[Stored records]
□ □ □ □
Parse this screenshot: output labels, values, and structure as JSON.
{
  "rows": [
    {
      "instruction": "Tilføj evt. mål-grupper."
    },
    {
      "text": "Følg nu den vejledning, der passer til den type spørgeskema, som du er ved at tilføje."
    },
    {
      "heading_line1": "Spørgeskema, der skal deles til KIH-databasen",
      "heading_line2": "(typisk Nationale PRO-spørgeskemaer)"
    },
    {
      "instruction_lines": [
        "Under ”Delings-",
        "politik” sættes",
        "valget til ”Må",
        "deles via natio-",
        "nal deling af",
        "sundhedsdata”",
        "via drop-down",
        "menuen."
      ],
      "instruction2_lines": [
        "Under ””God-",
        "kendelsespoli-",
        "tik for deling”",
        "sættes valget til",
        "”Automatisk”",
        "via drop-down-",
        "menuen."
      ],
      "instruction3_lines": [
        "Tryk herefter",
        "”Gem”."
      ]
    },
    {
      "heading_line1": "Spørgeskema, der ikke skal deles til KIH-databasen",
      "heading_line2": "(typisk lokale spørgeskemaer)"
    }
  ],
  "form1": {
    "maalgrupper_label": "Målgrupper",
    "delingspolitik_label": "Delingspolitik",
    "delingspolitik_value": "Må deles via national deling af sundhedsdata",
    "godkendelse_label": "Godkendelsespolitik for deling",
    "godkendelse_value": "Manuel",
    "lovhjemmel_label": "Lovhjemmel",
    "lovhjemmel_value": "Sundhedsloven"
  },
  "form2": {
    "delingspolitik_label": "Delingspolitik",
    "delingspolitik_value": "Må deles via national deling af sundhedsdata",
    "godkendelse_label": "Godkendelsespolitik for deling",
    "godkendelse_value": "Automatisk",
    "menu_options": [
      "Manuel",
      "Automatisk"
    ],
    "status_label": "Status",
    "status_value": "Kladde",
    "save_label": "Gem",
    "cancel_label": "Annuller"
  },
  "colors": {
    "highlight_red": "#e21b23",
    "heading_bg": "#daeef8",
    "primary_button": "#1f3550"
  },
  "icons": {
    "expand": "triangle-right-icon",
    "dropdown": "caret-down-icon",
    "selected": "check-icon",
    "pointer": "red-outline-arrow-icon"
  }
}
□ □ □ □
Task directions ▸ Your task is to quote the listing above word for word.

Result of this exercise ▸
Parse this screenshot: output labels, values, and structure as JSON.
{
  "rows": [
    {
      "instruction": "Tilføj evt. mål-grupper."
    },
    {
      "text": "Følg nu den vejledning, der passer til den type spørgeskema, som du er ved at tilføje."
    },
    {
      "heading_line1": "Spørgeskema, der skal deles til KIH-databasen",
      "heading_line2": "(typisk Nationale PRO-spørgeskemaer)"
    },
    {
      "instruction_lines": [
        "Under ”Delings-",
        "politik” sættes",
        "valget til ”Må",
        "deles via natio-",
        "nal deling af",
        "sundhedsdata”",
        "via drop-down",
        "menuen."
      ],
      "instruction2_lines": [
        "Under ””God-",
        "kendelsespoli-",
        "tik for deling”",
        "sættes valget til",
        "”Automatisk”",
        "via drop-down-",
        "menuen."
      ],
      "instruction3_lines": [
        "Tryk herefter",
        "”Gem”."
      ]
    },
    {
      "heading_line1": "Spørgeskema, der ikke skal deles til KIH-databasen",
      "heading_line2": "(typisk lokale spørgeskemaer)"
    }
  ],
  "form1": {
    "maalgrupper_label": "Målgrupper",
    "delingspolitik_label": "Delingspolitik",
    "delingspolitik_value": "Må deles via national deling af sundhedsdata",
    "godkendelse_label": "Godkendelsespolitik for deling",
    "godkendelse_value": "Manuel",
    "lovhjemmel_label": "Lovhjemmel",
    "lovhjemmel_value": "Sundhedsloven"
  },
  "form2": {
    "delingspolitik_label": "Delingspolitik",
    "delingspolitik_value": "Må deles via national deling af sundhedsdata",
    "godkendelse_label": "Godkendelsespolitik for deling",
    "godkendelse_value": "Automatisk",
    "menu_options": [
      "Manuel",
      "Automatisk"
    ],
    "status_label": "Status",
    "status_value": "Kladde",
    "save_label": "Gem",
    "cancel_label": "Annuller"
  },
  "colors": {
    "highlight_red": "#e21b23",
    "heading_bg": "#daeef8",
    "primary_button": "#1f3550"
  },
  "icons": {
    "expand": "triangle-right-icon",
    "dropdown": "caret-down-icon",
    "selected": "check-icon",
    "pointer": "red-outline-arrow-icon"
  }
}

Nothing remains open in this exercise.